Repeat every record exactly, but keep images out of the copy.

☆ ☆ ☆ ☆ ☆

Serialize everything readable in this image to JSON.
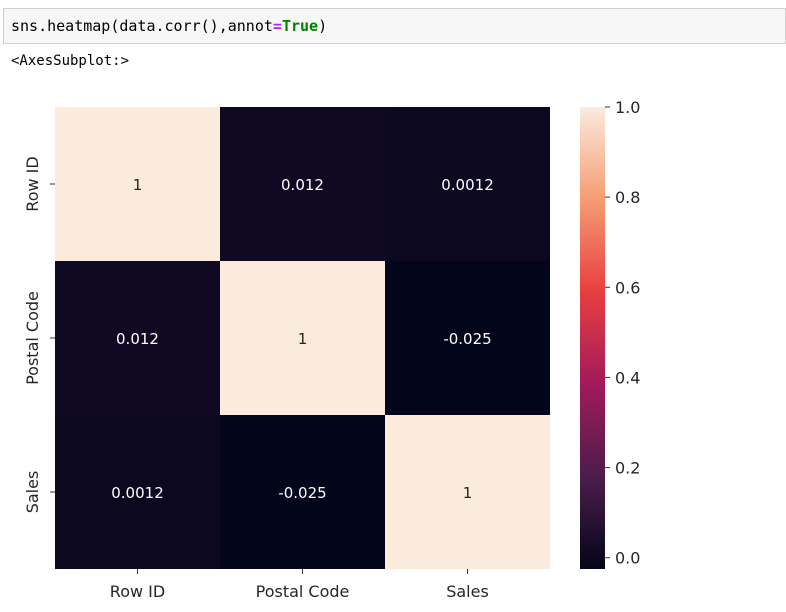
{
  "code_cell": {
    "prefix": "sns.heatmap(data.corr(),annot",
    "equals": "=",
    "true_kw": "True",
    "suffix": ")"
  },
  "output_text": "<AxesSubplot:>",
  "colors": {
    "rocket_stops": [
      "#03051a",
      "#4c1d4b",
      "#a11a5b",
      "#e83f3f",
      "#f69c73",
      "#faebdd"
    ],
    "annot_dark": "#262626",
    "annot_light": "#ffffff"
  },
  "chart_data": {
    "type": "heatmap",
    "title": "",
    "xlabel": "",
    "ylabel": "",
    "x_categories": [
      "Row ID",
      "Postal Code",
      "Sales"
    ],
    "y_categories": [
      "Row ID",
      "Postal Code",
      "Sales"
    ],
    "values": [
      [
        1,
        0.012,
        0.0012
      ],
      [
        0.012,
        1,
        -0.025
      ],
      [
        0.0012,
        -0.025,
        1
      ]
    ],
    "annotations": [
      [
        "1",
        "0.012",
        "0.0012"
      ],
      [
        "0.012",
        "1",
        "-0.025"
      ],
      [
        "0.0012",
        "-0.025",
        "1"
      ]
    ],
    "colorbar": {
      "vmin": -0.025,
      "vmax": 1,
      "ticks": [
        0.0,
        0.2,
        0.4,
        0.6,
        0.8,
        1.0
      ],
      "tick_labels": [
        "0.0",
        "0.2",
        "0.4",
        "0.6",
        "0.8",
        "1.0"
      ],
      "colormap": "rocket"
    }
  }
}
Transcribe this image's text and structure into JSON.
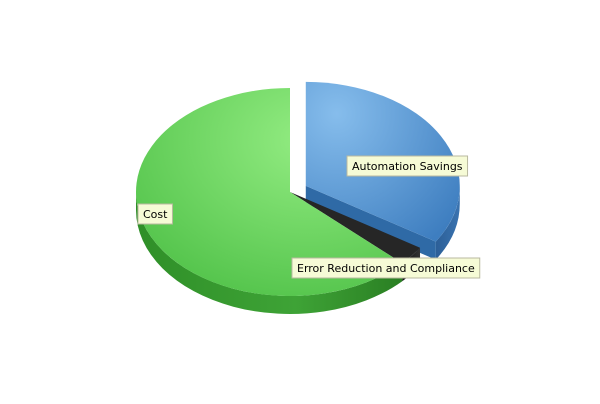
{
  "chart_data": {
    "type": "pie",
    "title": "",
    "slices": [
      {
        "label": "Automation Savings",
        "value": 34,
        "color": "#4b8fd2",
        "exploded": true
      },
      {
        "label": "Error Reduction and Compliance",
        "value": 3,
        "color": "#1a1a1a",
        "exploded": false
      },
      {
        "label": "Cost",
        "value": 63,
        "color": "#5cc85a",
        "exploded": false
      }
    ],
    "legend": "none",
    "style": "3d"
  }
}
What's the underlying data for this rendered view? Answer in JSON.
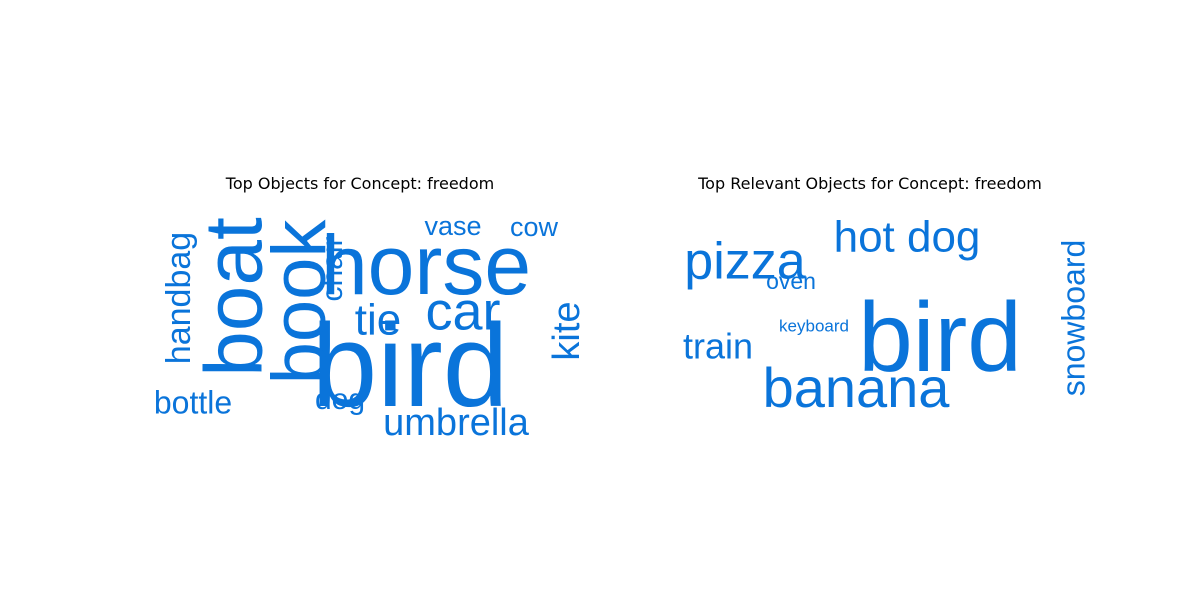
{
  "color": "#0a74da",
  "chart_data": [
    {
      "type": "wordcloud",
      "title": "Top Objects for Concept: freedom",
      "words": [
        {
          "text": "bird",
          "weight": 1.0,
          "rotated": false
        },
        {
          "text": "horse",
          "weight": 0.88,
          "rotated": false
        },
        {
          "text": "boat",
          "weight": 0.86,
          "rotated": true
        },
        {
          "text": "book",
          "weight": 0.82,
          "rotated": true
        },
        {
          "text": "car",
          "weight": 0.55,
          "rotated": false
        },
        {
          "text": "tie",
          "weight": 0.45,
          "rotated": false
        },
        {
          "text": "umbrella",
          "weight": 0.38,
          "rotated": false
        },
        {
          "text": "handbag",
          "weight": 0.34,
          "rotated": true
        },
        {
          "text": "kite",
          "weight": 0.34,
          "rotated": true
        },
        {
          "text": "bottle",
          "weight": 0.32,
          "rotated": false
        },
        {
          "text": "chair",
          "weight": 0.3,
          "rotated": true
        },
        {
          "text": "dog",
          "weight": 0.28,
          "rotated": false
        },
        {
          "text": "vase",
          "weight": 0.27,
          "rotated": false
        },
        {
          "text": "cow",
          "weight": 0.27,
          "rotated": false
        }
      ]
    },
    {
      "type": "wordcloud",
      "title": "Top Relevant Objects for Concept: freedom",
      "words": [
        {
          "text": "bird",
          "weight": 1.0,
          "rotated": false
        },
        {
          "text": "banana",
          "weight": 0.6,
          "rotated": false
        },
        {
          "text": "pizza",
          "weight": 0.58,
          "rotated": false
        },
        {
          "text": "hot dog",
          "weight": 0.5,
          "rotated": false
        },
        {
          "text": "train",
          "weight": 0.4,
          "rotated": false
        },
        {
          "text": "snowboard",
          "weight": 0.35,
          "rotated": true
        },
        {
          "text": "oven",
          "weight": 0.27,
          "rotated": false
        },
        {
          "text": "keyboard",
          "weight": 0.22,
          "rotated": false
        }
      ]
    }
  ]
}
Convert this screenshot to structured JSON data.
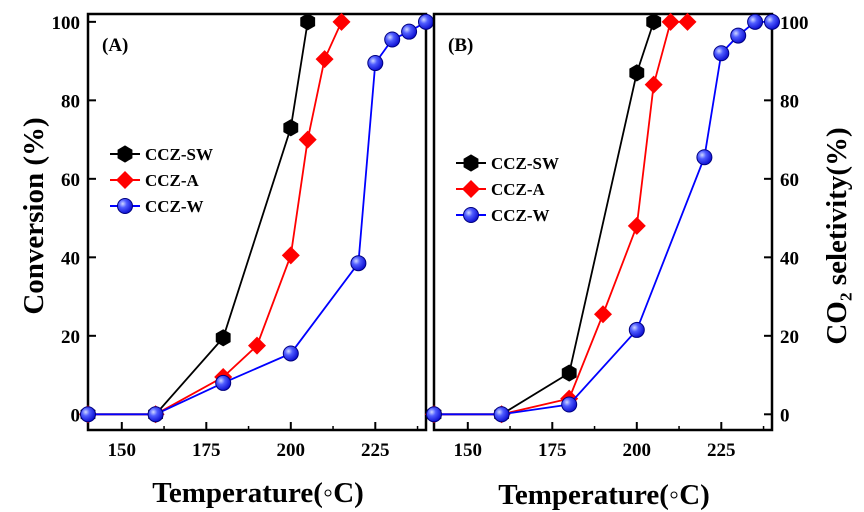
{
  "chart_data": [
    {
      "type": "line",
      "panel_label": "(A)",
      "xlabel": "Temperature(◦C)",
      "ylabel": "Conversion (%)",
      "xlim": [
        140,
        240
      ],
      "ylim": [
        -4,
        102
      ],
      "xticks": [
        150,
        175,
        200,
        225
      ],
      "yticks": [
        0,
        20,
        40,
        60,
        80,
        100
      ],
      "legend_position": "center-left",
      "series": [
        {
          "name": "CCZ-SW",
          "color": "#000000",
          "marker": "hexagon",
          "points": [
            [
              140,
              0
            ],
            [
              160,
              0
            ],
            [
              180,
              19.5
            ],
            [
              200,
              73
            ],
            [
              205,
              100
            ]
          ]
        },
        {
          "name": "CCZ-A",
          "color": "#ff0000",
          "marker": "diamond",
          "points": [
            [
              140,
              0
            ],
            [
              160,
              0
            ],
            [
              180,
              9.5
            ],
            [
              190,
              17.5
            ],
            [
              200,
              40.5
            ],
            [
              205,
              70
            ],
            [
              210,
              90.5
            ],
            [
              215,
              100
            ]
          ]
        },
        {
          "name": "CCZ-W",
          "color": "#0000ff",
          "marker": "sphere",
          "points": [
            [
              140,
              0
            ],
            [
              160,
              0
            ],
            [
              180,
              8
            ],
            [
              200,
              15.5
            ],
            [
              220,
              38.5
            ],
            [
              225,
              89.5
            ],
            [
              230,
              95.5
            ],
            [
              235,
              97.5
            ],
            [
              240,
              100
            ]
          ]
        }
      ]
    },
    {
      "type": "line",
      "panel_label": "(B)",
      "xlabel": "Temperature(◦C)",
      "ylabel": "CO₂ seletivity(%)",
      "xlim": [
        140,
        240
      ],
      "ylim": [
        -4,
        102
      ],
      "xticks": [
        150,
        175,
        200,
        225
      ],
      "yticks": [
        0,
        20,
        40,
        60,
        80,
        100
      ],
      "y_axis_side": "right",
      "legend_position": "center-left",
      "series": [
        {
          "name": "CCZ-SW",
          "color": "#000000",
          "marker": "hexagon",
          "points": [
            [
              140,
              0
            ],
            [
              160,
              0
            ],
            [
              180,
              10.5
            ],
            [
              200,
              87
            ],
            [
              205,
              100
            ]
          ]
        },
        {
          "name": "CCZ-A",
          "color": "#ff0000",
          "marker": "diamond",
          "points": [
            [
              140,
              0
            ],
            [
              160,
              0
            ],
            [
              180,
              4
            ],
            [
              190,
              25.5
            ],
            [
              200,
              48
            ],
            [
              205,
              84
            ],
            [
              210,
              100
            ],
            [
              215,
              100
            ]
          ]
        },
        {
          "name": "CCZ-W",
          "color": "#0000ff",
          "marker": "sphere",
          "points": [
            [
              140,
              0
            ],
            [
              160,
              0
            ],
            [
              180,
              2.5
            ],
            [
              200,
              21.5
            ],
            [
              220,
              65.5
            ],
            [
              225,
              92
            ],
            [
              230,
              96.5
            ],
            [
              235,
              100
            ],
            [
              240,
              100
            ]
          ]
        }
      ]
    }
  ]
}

☆ ☆ ☆ ☆ ☆

Written answer:
Serialize everything readable in this image to JSON.
{
  "code_cell": {
    "prefix": "sns.heatmap(data.corr(),annot",
    "equals": "=",
    "true_kw": "True",
    "suffix": ")"
  },
  "output_text": "<AxesSubplot:>",
  "colors": {
    "rocket_stops": [
      "#03051a",
      "#4c1d4b",
      "#a11a5b",
      "#e83f3f",
      "#f69c73",
      "#faebdd"
    ],
    "annot_dark": "#262626",
    "annot_light": "#ffffff"
  },
  "chart_data": {
    "type": "heatmap",
    "title": "",
    "xlabel": "",
    "ylabel": "",
    "x_categories": [
      "Row ID",
      "Postal Code",
      "Sales"
    ],
    "y_categories": [
      "Row ID",
      "Postal Code",
      "Sales"
    ],
    "values": [
      [
        1,
        0.012,
        0.0012
      ],
      [
        0.012,
        1,
        -0.025
      ],
      [
        0.0012,
        -0.025,
        1
      ]
    ],
    "annotations": [
      [
        "1",
        "0.012",
        "0.0012"
      ],
      [
        "0.012",
        "1",
        "-0.025"
      ],
      [
        "0.0012",
        "-0.025",
        "1"
      ]
    ],
    "colorbar": {
      "vmin": -0.025,
      "vmax": 1,
      "ticks": [
        0.0,
        0.2,
        0.4,
        0.6,
        0.8,
        1.0
      ],
      "tick_labels": [
        "0.0",
        "0.2",
        "0.4",
        "0.6",
        "0.8",
        "1.0"
      ],
      "colormap": "rocket"
    }
  }
}
Transcribe this image's text and structure into JSON.
{
  "chart_data": {
    "type": "pie",
    "title": "",
    "slices": [
      {
        "label": "Automation Savings",
        "value": 34,
        "color": "#4b8fd2",
        "exploded": true
      },
      {
        "label": "Error Reduction and Compliance",
        "value": 3,
        "color": "#1a1a1a",
        "exploded": false
      },
      {
        "label": "Cost",
        "value": 63,
        "color": "#5cc85a",
        "exploded": false
      }
    ],
    "legend": "none",
    "style": "3d"
  }
}
What's the underlying data for this rendered view? Answer in JSON.
{
  "color": "#0a74da",
  "chart_data": [
    {
      "type": "wordcloud",
      "title": "Top Objects for Concept: freedom",
      "words": [
        {
          "text": "bird",
          "weight": 1.0,
          "rotated": false
        },
        {
          "text": "horse",
          "weight": 0.88,
          "rotated": false
        },
        {
          "text": "boat",
          "weight": 0.86,
          "rotated": true
        },
        {
          "text": "book",
          "weight": 0.82,
          "rotated": true
        },
        {
          "text": "car",
          "weight": 0.55,
          "rotated": false
        },
        {
          "text": "tie",
          "weight": 0.45,
          "rotated": false
        },
        {
          "text": "umbrella",
          "weight": 0.38,
          "rotated": false
        },
        {
          "text": "handbag",
          "weight": 0.34,
          "rotated": true
        },
        {
          "text": "kite",
          "weight": 0.34,
          "rotated": true
        },
        {
          "text": "bottle",
          "weight": 0.32,
          "rotated": false
        },
        {
          "text": "chair",
          "weight": 0.3,
          "rotated": true
        },
        {
          "text": "dog",
          "weight": 0.28,
          "rotated": false
        },
        {
          "text": "vase",
          "weight": 0.27,
          "rotated": false
        },
        {
          "text": "cow",
          "weight": 0.27,
          "rotated": false
        }
      ]
    },
    {
      "type": "wordcloud",
      "title": "Top Relevant Objects for Concept: freedom",
      "words": [
        {
          "text": "bird",
          "weight": 1.0,
          "rotated": false
        },
        {
          "text": "banana",
          "weight": 0.6,
          "rotated": false
        },
        {
          "text": "pizza",
          "weight": 0.58,
          "rotated": false
        },
        {
          "text": "hot dog",
          "weight": 0.5,
          "rotated": false
        },
        {
          "text": "train",
          "weight": 0.4,
          "rotated": false
        },
        {
          "text": "snowboard",
          "weight": 0.35,
          "rotated": true
        },
        {
          "text": "oven",
          "weight": 0.27,
          "rotated": false
        },
        {
          "text": "keyboard",
          "weight": 0.22,
          "rotated": false
        }
      ]
    }
  ]
}
Convert this screenshot to structured JSON data.
{
  "chart_data": [
    {
      "type": "line",
      "panel_label": "(A)",
      "xlabel": "Temperature(◦C)",
      "ylabel": "Conversion (%)",
      "xlim": [
        140,
        240
      ],
      "ylim": [
        -4,
        102
      ],
      "xticks": [
        150,
        175,
        200,
        225
      ],
      "yticks": [
        0,
        20,
        40,
        60,
        80,
        100
      ],
      "legend_position": "center-left",
      "series": [
        {
          "name": "CCZ-SW",
          "color": "#000000",
          "marker": "hexagon",
          "points": [
            [
              140,
              0
            ],
            [
              160,
              0
            ],
            [
              180,
              19.5
            ],
            [
              200,
              73
            ],
            [
              205,
              100
            ]
          ]
        },
        {
          "name": "CCZ-A",
          "color": "#ff0000",
          "marker": "diamond",
          "points": [
            [
              140,
              0
            ],
            [
              160,
              0
            ],
            [
              180,
              9.5
            ],
            [
              190,
              17.5
            ],
            [
              200,
              40.5
            ],
            [
              205,
              70
            ],
            [
              210,
              90.5
            ],
            [
              215,
              100
            ]
          ]
        },
        {
          "name": "CCZ-W",
          "color": "#0000ff",
          "marker": "sphere",
          "points": [
            [
              140,
              0
            ],
            [
              160,
              0
            ],
            [
              180,
              8
            ],
            [
              200,
              15.5
            ],
            [
              220,
              38.5
            ],
            [
              225,
              89.5
            ],
            [
              230,
              95.5
            ],
            [
              235,
              97.5
            ],
            [
              240,
              100
            ]
          ]
        }
      ]
    },
    {
      "type": "line",
      "panel_label": "(B)",
      "xlabel": "Temperature(◦C)",
      "ylabel": "CO₂ seletivity(%)",
      "xlim": [
        140,
        240
      ],
      "ylim": [
        -4,
        102
      ],
      "xticks": [
        150,
        175,
        200,
        225
      ],
      "yticks": [
        0,
        20,
        40,
        60,
        80,
        100
      ],
      "y_axis_side": "right",
      "legend_position": "center-left",
      "series": [
        {
          "name": "CCZ-SW",
          "color": "#000000",
          "marker": "hexagon",
          "points": [
            [
              140,
              0
            ],
            [
              160,
              0
            ],
            [
              180,
              10.5
            ],
            [
              200,
              87
            ],
            [
              205,
              100
            ]
          ]
        },
        {
          "name": "CCZ-A",
          "color": "#ff0000",
          "marker": "diamond",
          "points": [
            [
              140,
              0
            ],
            [
              160,
              0
            ],
            [
              180,
              4
            ],
            [
              190,
              25.5
            ],
            [
              200,
              48
            ],
            [
              205,
              84
            ],
            [
              210,
              100
            ],
            [
              215,
              100
            ]
          ]
        },
        {
          "name": "CCZ-W",
          "color": "#0000ff",
          "marker": "sphere",
          "points": [
            [
              140,
              0
            ],
            [
              160,
              0
            ],
            [
              180,
              2.5
            ],
            [
              200,
              21.5
            ],
            [
              220,
              65.5
            ],
            [
              225,
              92
            ],
            [
              230,
              96.5
            ],
            [
              235,
              100
            ],
            [
              240,
              100
            ]
          ]
        }
      ]
    }
  ]
}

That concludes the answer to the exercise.